» **Given instruction**
Each line in the entries below that holds the string "ainsi" is to be listed.
━━━━━ Data to process
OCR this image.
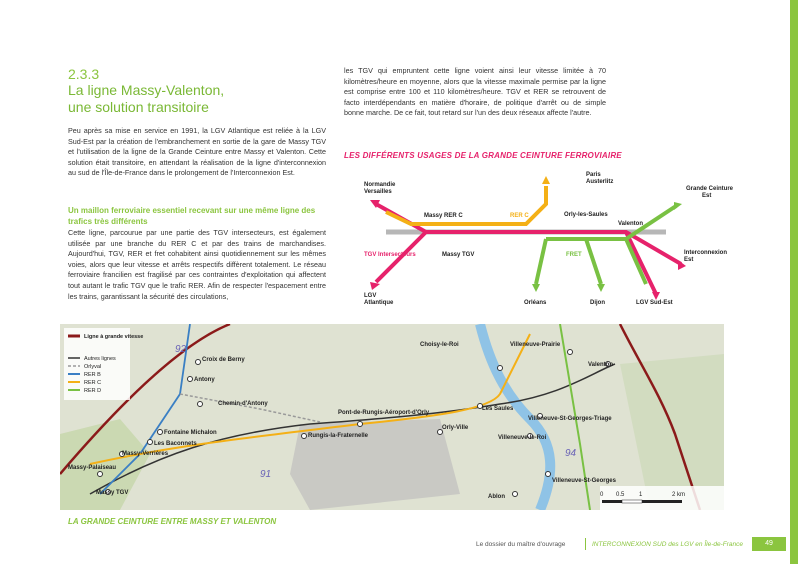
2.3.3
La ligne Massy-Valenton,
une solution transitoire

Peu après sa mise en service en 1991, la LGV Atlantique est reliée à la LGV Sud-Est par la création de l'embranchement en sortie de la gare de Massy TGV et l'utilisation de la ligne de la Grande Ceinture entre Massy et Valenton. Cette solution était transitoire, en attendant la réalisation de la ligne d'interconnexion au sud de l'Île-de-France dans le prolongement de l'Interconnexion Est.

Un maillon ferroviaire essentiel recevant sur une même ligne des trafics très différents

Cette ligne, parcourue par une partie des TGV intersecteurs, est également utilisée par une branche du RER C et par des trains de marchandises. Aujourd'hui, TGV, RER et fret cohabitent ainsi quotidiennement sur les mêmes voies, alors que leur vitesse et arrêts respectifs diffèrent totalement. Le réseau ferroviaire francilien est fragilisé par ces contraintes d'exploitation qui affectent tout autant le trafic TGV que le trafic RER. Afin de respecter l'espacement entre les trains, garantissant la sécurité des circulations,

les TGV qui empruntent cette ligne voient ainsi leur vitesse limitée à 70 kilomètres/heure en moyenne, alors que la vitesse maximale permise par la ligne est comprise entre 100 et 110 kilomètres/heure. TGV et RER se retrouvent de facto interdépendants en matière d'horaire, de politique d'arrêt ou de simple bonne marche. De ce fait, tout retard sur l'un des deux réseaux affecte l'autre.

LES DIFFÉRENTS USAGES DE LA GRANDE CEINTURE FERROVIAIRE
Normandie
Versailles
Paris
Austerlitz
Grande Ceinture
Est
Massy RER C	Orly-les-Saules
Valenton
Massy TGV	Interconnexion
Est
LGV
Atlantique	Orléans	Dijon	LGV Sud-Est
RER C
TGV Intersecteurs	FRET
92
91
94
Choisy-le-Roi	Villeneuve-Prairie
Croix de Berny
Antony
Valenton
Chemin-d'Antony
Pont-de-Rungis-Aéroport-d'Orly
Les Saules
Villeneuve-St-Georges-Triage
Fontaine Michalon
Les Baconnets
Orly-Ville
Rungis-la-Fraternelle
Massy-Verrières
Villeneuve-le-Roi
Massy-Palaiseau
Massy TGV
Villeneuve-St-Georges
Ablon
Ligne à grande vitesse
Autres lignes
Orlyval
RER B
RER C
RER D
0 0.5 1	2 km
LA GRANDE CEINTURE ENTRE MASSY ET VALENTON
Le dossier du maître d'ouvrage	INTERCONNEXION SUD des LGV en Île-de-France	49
━━━━━━━━━━
━━━━━ Data to process
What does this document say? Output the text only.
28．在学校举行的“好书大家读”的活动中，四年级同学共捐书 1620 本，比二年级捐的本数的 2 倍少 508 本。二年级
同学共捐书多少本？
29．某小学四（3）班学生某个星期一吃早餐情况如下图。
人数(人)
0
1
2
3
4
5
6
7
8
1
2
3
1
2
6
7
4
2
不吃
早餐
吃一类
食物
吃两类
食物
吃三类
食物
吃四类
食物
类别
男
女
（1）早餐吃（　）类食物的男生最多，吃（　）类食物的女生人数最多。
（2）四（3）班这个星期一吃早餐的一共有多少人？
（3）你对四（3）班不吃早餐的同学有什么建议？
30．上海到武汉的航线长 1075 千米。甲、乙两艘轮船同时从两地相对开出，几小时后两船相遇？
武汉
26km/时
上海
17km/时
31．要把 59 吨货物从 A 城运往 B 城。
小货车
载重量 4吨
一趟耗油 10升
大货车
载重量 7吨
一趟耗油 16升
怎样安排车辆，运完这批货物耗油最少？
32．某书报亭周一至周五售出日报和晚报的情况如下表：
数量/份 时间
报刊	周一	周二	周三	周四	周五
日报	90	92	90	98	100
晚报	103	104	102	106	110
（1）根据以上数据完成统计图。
━━━━━━━━━━
» **Output of the exercise**
Cette ligne, parcourue par une partie des TGV intersecteurs, est également utilisée par une branche du RER C et par des trains de marchandises. Aujourd'hui, TGV, RER et fret cohabitent ainsi quotidiennement sur les mêmes voies, alors que leur vitesse et arrêts respectifs diffèrent totalement. Le réseau ferroviaire francilien est fragilisé par ces contraintes d'exploitation qui affectent tout autant le trafic TGV que le trafic RER. Afin de respecter l'espacement entre les trains, garantissant la sécurité des circulations,
les TGV qui empruntent cette ligne voient ainsi leur vitesse limitée à 70 kilomètres/heure en moyenne, alors que la vitesse maximale permise par la ligne est comprise entre 100 et 110 kilomètres/heure. TGV et RER se retrouvent de facto interdépendants en matière d'horaire, de politique d'arrêt ou de simple bonne marche. De ce fait, tout retard sur l'un des deux réseaux affecte l'autre.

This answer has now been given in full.